*EXERCISE REQUIREMENTS*
Restate the records in their entirety, word for word.
###
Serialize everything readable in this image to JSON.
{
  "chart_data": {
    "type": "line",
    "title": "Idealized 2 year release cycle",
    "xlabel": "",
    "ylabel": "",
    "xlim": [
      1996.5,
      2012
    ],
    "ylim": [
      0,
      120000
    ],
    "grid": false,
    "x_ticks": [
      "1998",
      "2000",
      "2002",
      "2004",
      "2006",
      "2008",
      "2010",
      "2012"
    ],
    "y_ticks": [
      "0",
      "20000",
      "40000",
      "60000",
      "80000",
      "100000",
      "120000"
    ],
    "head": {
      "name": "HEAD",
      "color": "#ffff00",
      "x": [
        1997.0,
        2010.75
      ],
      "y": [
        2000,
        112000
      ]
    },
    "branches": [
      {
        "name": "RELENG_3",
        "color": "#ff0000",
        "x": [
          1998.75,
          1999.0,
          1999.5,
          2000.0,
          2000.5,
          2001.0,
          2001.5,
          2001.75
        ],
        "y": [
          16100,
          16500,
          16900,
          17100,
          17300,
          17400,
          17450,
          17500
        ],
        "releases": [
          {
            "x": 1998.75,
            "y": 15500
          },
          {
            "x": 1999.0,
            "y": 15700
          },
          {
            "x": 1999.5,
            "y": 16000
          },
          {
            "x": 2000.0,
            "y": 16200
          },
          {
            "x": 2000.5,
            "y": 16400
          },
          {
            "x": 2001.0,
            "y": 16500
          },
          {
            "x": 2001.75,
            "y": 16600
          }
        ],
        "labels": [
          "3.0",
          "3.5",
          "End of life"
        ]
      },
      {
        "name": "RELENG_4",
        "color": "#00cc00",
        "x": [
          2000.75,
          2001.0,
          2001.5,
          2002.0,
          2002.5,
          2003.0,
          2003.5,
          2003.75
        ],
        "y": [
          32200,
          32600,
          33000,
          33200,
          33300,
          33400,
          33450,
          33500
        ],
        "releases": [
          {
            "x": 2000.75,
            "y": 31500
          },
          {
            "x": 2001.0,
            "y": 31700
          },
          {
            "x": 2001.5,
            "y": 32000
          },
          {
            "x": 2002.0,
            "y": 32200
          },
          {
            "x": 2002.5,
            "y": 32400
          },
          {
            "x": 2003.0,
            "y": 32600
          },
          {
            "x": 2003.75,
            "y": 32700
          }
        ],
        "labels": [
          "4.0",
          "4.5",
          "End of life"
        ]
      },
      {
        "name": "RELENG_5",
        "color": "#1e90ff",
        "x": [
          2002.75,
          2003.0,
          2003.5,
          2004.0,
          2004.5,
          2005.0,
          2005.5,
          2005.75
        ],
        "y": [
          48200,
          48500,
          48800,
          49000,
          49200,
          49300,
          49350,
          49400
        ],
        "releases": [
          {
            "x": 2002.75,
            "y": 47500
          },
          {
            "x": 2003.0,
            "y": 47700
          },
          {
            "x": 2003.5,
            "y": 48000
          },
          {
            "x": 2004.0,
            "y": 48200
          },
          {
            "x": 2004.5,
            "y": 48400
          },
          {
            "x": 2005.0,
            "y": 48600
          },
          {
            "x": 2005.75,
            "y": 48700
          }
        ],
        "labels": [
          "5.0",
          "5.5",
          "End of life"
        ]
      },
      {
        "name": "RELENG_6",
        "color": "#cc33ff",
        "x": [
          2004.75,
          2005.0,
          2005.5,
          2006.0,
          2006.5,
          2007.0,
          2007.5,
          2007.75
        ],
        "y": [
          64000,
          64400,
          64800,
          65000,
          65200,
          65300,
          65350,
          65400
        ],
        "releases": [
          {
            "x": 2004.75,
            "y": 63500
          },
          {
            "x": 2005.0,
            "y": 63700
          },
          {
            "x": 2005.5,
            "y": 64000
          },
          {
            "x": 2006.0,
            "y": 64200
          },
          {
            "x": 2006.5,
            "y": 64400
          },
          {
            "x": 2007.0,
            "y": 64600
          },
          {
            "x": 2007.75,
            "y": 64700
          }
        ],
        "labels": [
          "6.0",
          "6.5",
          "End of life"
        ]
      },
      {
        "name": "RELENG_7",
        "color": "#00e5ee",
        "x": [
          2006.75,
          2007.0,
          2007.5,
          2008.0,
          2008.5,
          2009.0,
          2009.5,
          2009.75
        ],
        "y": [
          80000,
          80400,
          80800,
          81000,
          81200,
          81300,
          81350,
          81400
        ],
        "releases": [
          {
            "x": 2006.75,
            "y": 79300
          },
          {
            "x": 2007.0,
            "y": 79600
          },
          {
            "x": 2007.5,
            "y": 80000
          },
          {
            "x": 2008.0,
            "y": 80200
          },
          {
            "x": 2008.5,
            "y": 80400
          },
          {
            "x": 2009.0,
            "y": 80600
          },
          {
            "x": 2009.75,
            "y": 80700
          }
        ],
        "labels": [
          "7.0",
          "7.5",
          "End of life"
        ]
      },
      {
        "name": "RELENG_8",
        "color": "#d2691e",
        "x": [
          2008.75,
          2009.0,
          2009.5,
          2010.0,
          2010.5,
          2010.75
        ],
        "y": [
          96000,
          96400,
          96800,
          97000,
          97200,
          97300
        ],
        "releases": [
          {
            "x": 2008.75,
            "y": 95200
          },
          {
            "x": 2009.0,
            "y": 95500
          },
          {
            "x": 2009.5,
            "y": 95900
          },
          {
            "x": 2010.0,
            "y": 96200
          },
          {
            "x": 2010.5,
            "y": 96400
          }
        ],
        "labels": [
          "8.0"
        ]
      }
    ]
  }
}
###
*ANSWER FOR THE TASK*
Serialize everything readable in this image to JSON.
{
  "chart_data": {
    "type": "line",
    "title": "Idealized 2 year release cycle",
    "xlabel": "",
    "ylabel": "",
    "xlim": [
      1996.5,
      2012
    ],
    "ylim": [
      0,
      120000
    ],
    "grid": false,
    "x_ticks": [
      "1998",
      "2000",
      "2002",
      "2004",
      "2006",
      "2008",
      "2010",
      "2012"
    ],
    "y_ticks": [
      "0",
      "20000",
      "40000",
      "60000",
      "80000",
      "100000",
      "120000"
    ],
    "head": {
      "name": "HEAD",
      "color": "#ffff00",
      "x": [
        1997.0,
        2010.75
      ],
      "y": [
        2000,
        112000
      ]
    },
    "branches": [
      {
        "name": "RELENG_3",
        "color": "#ff0000",
        "x": [
          1998.75,
          1999.0,
          1999.5,
          2000.0,
          2000.5,
          2001.0,
          2001.5,
          2001.75
        ],
        "y": [
          16100,
          16500,
          16900,
          17100,
          17300,
          17400,
          17450,
          17500
        ],
        "releases": [
          {
            "x": 1998.75,
            "y": 15500
          },
          {
            "x": 1999.0,
            "y": 15700
          },
          {
            "x": 1999.5,
            "y": 16000
          },
          {
            "x": 2000.0,
            "y": 16200
          },
          {
            "x": 2000.5,
            "y": 16400
          },
          {
            "x": 2001.0,
            "y": 16500
          },
          {
            "x": 2001.75,
            "y": 16600
          }
        ],
        "labels": [
          "3.0",
          "3.5",
          "End of life"
        ]
      },
      {
        "name": "RELENG_4",
        "color": "#00cc00",
        "x": [
          2000.75,
          2001.0,
          2001.5,
          2002.0,
          2002.5,
          2003.0,
          2003.5,
          2003.75
        ],
        "y": [
          32200,
          32600,
          33000,
          33200,
          33300,
          33400,
          33450,
          33500
        ],
        "releases": [
          {
            "x": 2000.75,
            "y": 31500
          },
          {
            "x": 2001.0,
            "y": 31700
          },
          {
            "x": 2001.5,
            "y": 32000
          },
          {
            "x": 2002.0,
            "y": 32200
          },
          {
            "x": 2002.5,
            "y": 32400
          },
          {
            "x": 2003.0,
            "y": 32600
          },
          {
            "x": 2003.75,
            "y": 32700
          }
        ],
        "labels": [
          "4.0",
          "4.5",
          "End of life"
        ]
      },
      {
        "name": "RELENG_5",
        "color": "#1e90ff",
        "x": [
          2002.75,
          2003.0,
          2003.5,
          2004.0,
          2004.5,
          2005.0,
          2005.5,
          2005.75
        ],
        "y": [
          48200,
          48500,
          48800,
          49000,
          49200,
          49300,
          49350,
          49400
        ],
        "releases": [
          {
            "x": 2002.75,
            "y": 47500
          },
          {
            "x": 2003.0,
            "y": 47700
          },
          {
            "x": 2003.5,
            "y": 48000
          },
          {
            "x": 2004.0,
            "y": 48200
          },
          {
            "x": 2004.5,
            "y": 48400
          },
          {
            "x": 2005.0,
            "y": 48600
          },
          {
            "x": 2005.75,
            "y": 48700
          }
        ],
        "labels": [
          "5.0",
          "5.5",
          "End of life"
        ]
      },
      {
        "name": "RELENG_6",
        "color": "#cc33ff",
        "x": [
          2004.75,
          2005.0,
          2005.5,
          2006.0,
          2006.5,
          2007.0,
          2007.5,
          2007.75
        ],
        "y": [
          64000,
          64400,
          64800,
          65000,
          65200,
          65300,
          65350,
          65400
        ],
        "releases": [
          {
            "x": 2004.75,
            "y": 63500
          },
          {
            "x": 2005.0,
            "y": 63700
          },
          {
            "x": 2005.5,
            "y": 64000
          },
          {
            "x": 2006.0,
            "y": 64200
          },
          {
            "x": 2006.5,
            "y": 64400
          },
          {
            "x": 2007.0,
            "y": 64600
          },
          {
            "x": 2007.75,
            "y": 64700
          }
        ],
        "labels": [
          "6.0",
          "6.5",
          "End of life"
        ]
      },
      {
        "name": "RELENG_7",
        "color": "#00e5ee",
        "x": [
          2006.75,
          2007.0,
          2007.5,
          2008.0,
          2008.5,
          2009.0,
          2009.5,
          2009.75
        ],
        "y": [
          80000,
          80400,
          80800,
          81000,
          81200,
          81300,
          81350,
          81400
        ],
        "releases": [
          {
            "x": 2006.75,
            "y": 79300
          },
          {
            "x": 2007.0,
            "y": 79600
          },
          {
            "x": 2007.5,
            "y": 80000
          },
          {
            "x": 2008.0,
            "y": 80200
          },
          {
            "x": 2008.5,
            "y": 80400
          },
          {
            "x": 2009.0,
            "y": 80600
          },
          {
            "x": 2009.75,
            "y": 80700
          }
        ],
        "labels": [
          "7.0",
          "7.5",
          "End of life"
        ]
      },
      {
        "name": "RELENG_8",
        "color": "#d2691e",
        "x": [
          2008.75,
          2009.0,
          2009.5,
          2010.0,
          2010.5,
          2010.75
        ],
        "y": [
          96000,
          96400,
          96800,
          97000,
          97200,
          97300
        ],
        "releases": [
          {
            "x": 2008.75,
            "y": 95200
          },
          {
            "x": 2009.0,
            "y": 95500
          },
          {
            "x": 2009.5,
            "y": 95900
          },
          {
            "x": 2010.0,
            "y": 96200
          },
          {
            "x": 2010.5,
            "y": 96400
          }
        ],
        "labels": [
          "8.0"
        ]
      }
    ]
  }
}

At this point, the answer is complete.